[Items from a data source]

:::

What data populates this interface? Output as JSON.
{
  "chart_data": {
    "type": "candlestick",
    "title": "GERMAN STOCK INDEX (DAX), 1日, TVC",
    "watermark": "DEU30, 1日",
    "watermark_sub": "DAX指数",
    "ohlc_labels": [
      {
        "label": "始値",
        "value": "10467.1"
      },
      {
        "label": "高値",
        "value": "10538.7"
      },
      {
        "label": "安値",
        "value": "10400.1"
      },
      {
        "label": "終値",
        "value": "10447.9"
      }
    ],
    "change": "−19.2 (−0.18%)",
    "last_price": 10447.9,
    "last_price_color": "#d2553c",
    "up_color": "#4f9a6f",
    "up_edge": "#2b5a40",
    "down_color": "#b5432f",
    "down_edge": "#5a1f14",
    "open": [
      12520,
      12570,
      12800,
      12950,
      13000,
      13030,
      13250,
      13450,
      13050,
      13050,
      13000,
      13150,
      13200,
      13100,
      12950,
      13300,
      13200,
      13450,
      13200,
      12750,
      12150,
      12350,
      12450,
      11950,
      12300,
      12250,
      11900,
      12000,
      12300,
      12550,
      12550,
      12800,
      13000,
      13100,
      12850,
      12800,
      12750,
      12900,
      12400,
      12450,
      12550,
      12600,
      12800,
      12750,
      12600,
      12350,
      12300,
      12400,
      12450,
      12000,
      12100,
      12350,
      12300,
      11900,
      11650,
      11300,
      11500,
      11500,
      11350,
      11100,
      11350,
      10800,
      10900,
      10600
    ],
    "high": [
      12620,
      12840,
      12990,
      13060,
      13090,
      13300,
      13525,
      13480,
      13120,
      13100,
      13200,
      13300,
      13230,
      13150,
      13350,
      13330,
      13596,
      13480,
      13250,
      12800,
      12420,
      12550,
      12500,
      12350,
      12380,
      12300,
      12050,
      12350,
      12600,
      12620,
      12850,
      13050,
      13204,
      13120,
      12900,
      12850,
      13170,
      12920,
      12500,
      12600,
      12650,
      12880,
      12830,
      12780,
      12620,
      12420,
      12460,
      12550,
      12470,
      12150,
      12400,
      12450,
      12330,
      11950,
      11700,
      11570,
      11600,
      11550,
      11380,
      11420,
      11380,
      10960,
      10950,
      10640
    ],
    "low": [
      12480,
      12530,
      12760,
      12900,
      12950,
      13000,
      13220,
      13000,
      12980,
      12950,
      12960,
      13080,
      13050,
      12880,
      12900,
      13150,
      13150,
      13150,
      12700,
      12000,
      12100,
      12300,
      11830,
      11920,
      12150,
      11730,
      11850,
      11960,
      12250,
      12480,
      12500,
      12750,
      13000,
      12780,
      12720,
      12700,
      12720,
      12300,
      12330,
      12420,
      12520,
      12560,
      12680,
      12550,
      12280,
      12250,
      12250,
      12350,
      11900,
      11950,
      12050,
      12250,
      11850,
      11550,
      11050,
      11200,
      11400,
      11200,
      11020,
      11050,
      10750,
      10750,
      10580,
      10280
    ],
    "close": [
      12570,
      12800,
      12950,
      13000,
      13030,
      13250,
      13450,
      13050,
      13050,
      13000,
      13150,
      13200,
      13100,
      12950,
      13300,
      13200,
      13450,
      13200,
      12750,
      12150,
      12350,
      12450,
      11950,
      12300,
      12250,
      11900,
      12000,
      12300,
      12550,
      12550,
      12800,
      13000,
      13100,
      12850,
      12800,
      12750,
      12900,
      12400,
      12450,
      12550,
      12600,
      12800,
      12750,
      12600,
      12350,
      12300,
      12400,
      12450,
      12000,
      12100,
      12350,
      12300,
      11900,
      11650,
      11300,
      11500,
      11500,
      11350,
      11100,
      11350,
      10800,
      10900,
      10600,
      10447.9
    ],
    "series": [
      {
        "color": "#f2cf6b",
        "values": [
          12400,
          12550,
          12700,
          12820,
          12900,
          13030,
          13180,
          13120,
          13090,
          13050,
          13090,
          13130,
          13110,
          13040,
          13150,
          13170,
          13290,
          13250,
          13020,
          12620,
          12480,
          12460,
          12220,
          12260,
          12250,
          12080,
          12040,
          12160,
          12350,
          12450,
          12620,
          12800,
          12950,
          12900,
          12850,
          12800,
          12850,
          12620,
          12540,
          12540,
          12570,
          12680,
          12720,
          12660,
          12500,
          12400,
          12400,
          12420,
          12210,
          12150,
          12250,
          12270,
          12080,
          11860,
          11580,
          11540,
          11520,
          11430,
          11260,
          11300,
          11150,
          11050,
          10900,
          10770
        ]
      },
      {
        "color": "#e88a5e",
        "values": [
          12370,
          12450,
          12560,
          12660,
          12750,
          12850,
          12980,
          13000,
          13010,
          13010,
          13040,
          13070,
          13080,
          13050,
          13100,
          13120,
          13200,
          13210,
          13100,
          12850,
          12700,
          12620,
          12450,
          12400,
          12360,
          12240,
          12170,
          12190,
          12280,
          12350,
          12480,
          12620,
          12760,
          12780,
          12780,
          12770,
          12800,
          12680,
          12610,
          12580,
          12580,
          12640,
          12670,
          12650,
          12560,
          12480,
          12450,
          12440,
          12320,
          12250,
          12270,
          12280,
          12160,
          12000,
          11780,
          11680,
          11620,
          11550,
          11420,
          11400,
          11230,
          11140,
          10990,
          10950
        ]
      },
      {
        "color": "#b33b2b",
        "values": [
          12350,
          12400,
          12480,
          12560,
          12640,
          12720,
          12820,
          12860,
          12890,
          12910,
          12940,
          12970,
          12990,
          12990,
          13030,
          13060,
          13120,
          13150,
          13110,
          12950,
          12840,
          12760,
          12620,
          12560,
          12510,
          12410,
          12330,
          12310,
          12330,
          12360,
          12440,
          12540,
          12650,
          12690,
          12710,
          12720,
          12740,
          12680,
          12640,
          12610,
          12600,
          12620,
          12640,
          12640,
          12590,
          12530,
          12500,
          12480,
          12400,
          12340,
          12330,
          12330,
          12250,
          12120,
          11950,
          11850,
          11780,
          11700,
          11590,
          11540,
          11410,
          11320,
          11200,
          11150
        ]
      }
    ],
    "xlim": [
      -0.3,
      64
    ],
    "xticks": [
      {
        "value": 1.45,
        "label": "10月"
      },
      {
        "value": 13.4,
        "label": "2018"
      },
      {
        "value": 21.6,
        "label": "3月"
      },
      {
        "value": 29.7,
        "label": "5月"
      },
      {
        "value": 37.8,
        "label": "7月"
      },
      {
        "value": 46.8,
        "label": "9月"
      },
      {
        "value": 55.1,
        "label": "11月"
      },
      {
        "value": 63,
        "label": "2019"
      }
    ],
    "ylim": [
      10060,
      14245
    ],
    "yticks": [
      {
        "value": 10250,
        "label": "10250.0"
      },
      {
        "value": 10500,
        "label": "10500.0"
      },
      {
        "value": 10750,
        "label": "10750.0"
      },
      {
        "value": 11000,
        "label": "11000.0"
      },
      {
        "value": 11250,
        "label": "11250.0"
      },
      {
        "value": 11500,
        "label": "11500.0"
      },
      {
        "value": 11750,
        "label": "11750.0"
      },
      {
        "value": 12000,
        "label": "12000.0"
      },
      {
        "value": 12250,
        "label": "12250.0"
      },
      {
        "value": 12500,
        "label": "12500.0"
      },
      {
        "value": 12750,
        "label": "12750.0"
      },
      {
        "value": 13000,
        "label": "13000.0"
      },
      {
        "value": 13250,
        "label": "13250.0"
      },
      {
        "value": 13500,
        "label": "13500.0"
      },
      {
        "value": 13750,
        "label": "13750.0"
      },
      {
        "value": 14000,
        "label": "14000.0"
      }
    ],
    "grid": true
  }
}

:::

Problem details: Take the material above and return all of it exactly.

Solution to the problem:
What data populates this interface? Output as JSON.
{
  "chart_data": {
    "type": "candlestick",
    "title": "GERMAN STOCK INDEX (DAX), 1日, TVC",
    "watermark": "DEU30, 1日",
    "watermark_sub": "DAX指数",
    "ohlc_labels": [
      {
        "label": "始値",
        "value": "10467.1"
      },
      {
        "label": "高値",
        "value": "10538.7"
      },
      {
        "label": "安値",
        "value": "10400.1"
      },
      {
        "label": "終値",
        "value": "10447.9"
      }
    ],
    "change": "−19.2 (−0.18%)",
    "last_price": 10447.9,
    "last_price_color": "#d2553c",
    "up_color": "#4f9a6f",
    "up_edge": "#2b5a40",
    "down_color": "#b5432f",
    "down_edge": "#5a1f14",
    "open": [
      12520,
      12570,
      12800,
      12950,
      13000,
      13030,
      13250,
      13450,
      13050,
      13050,
      13000,
      13150,
      13200,
      13100,
      12950,
      13300,
      13200,
      13450,
      13200,
      12750,
      12150,
      12350,
      12450,
      11950,
      12300,
      12250,
      11900,
      12000,
      12300,
      12550,
      12550,
      12800,
      13000,
      13100,
      12850,
      12800,
      12750,
      12900,
      12400,
      12450,
      12550,
      12600,
      12800,
      12750,
      12600,
      12350,
      12300,
      12400,
      12450,
      12000,
      12100,
      12350,
      12300,
      11900,
      11650,
      11300,
      11500,
      11500,
      11350,
      11100,
      11350,
      10800,
      10900,
      10600
    ],
    "high": [
      12620,
      12840,
      12990,
      13060,
      13090,
      13300,
      13525,
      13480,
      13120,
      13100,
      13200,
      13300,
      13230,
      13150,
      13350,
      13330,
      13596,
      13480,
      13250,
      12800,
      12420,
      12550,
      12500,
      12350,
      12380,
      12300,
      12050,
      12350,
      12600,
      12620,
      12850,
      13050,
      13204,
      13120,
      12900,
      12850,
      13170,
      12920,
      12500,
      12600,
      12650,
      12880,
      12830,
      12780,
      12620,
      12420,
      12460,
      12550,
      12470,
      12150,
      12400,
      12450,
      12330,
      11950,
      11700,
      11570,
      11600,
      11550,
      11380,
      11420,
      11380,
      10960,
      10950,
      10640
    ],
    "low": [
      12480,
      12530,
      12760,
      12900,
      12950,
      13000,
      13220,
      13000,
      12980,
      12950,
      12960,
      13080,
      13050,
      12880,
      12900,
      13150,
      13150,
      13150,
      12700,
      12000,
      12100,
      12300,
      11830,
      11920,
      12150,
      11730,
      11850,
      11960,
      12250,
      12480,
      12500,
      12750,
      13000,
      12780,
      12720,
      12700,
      12720,
      12300,
      12330,
      12420,
      12520,
      12560,
      12680,
      12550,
      12280,
      12250,
      12250,
      12350,
      11900,
      11950,
      12050,
      12250,
      11850,
      11550,
      11050,
      11200,
      11400,
      11200,
      11020,
      11050,
      10750,
      10750,
      10580,
      10280
    ],
    "close": [
      12570,
      12800,
      12950,
      13000,
      13030,
      13250,
      13450,
      13050,
      13050,
      13000,
      13150,
      13200,
      13100,
      12950,
      13300,
      13200,
      13450,
      13200,
      12750,
      12150,
      12350,
      12450,
      11950,
      12300,
      12250,
      11900,
      12000,
      12300,
      12550,
      12550,
      12800,
      13000,
      13100,
      12850,
      12800,
      12750,
      12900,
      12400,
      12450,
      12550,
      12600,
      12800,
      12750,
      12600,
      12350,
      12300,
      12400,
      12450,
      12000,
      12100,
      12350,
      12300,
      11900,
      11650,
      11300,
      11500,
      11500,
      11350,
      11100,
      11350,
      10800,
      10900,
      10600,
      10447.9
    ],
    "series": [
      {
        "color": "#f2cf6b",
        "values": [
          12400,
          12550,
          12700,
          12820,
          12900,
          13030,
          13180,
          13120,
          13090,
          13050,
          13090,
          13130,
          13110,
          13040,
          13150,
          13170,
          13290,
          13250,
          13020,
          12620,
          12480,
          12460,
          12220,
          12260,
          12250,
          12080,
          12040,
          12160,
          12350,
          12450,
          12620,
          12800,
          12950,
          12900,
          12850,
          12800,
          12850,
          12620,
          12540,
          12540,
          12570,
          12680,
          12720,
          12660,
          12500,
          12400,
          12400,
          12420,
          12210,
          12150,
          12250,
          12270,
          12080,
          11860,
          11580,
          11540,
          11520,
          11430,
          11260,
          11300,
          11150,
          11050,
          10900,
          10770
        ]
      },
      {
        "color": "#e88a5e",
        "values": [
          12370,
          12450,
          12560,
          12660,
          12750,
          12850,
          12980,
          13000,
          13010,
          13010,
          13040,
          13070,
          13080,
          13050,
          13100,
          13120,
          13200,
          13210,
          13100,
          12850,
          12700,
          12620,
          12450,
          12400,
          12360,
          12240,
          12170,
          12190,
          12280,
          12350,
          12480,
          12620,
          12760,
          12780,
          12780,
          12770,
          12800,
          12680,
          12610,
          12580,
          12580,
          12640,
          12670,
          12650,
          12560,
          12480,
          12450,
          12440,
          12320,
          12250,
          12270,
          12280,
          12160,
          12000,
          11780,
          11680,
          11620,
          11550,
          11420,
          11400,
          11230,
          11140,
          10990,
          10950
        ]
      },
      {
        "color": "#b33b2b",
        "values": [
          12350,
          12400,
          12480,
          12560,
          12640,
          12720,
          12820,
          12860,
          12890,
          12910,
          12940,
          12970,
          12990,
          12990,
          13030,
          13060,
          13120,
          13150,
          13110,
          12950,
          12840,
          12760,
          12620,
          12560,
          12510,
          12410,
          12330,
          12310,
          12330,
          12360,
          12440,
          12540,
          12650,
          12690,
          12710,
          12720,
          12740,
          12680,
          12640,
          12610,
          12600,
          12620,
          12640,
          12640,
          12590,
          12530,
          12500,
          12480,
          12400,
          12340,
          12330,
          12330,
          12250,
          12120,
          11950,
          11850,
          11780,
          11700,
          11590,
          11540,
          11410,
          11320,
          11200,
          11150
        ]
      }
    ],
    "xlim": [
      -0.3,
      64
    ],
    "xticks": [
      {
        "value": 1.45,
        "label": "10月"
      },
      {
        "value": 13.4,
        "label": "2018"
      },
      {
        "value": 21.6,
        "label": "3月"
      },
      {
        "value": 29.7,
        "label": "5月"
      },
      {
        "value": 37.8,
        "label": "7月"
      },
      {
        "value": 46.8,
        "label": "9月"
      },
      {
        "value": 55.1,
        "label": "11月"
      },
      {
        "value": 63,
        "label": "2019"
      }
    ],
    "ylim": [
      10060,
      14245
    ],
    "yticks": [
      {
        "value": 10250,
        "label": "10250.0"
      },
      {
        "value": 10500,
        "label": "10500.0"
      },
      {
        "value": 10750,
        "label": "10750.0"
      },
      {
        "value": 11000,
        "label": "11000.0"
      },
      {
        "value": 11250,
        "label": "11250.0"
      },
      {
        "value": 11500,
        "label": "11500.0"
      },
      {
        "value": 11750,
        "label": "11750.0"
      },
      {
        "value": 12000,
        "label": "12000.0"
      },
      {
        "value": 12250,
        "label": "12250.0"
      },
      {
        "value": 12500,
        "label": "12500.0"
      },
      {
        "value": 12750,
        "label": "12750.0"
      },
      {
        "value": 13000,
        "label": "13000.0"
      },
      {
        "value": 13250,
        "label": "13250.0"
      },
      {
        "value": 13500,
        "label": "13500.0"
      },
      {
        "value": 13750,
        "label": "13750.0"
      },
      {
        "value": 14000,
        "label": "14000.0"
      }
    ],
    "grid": true
  }
}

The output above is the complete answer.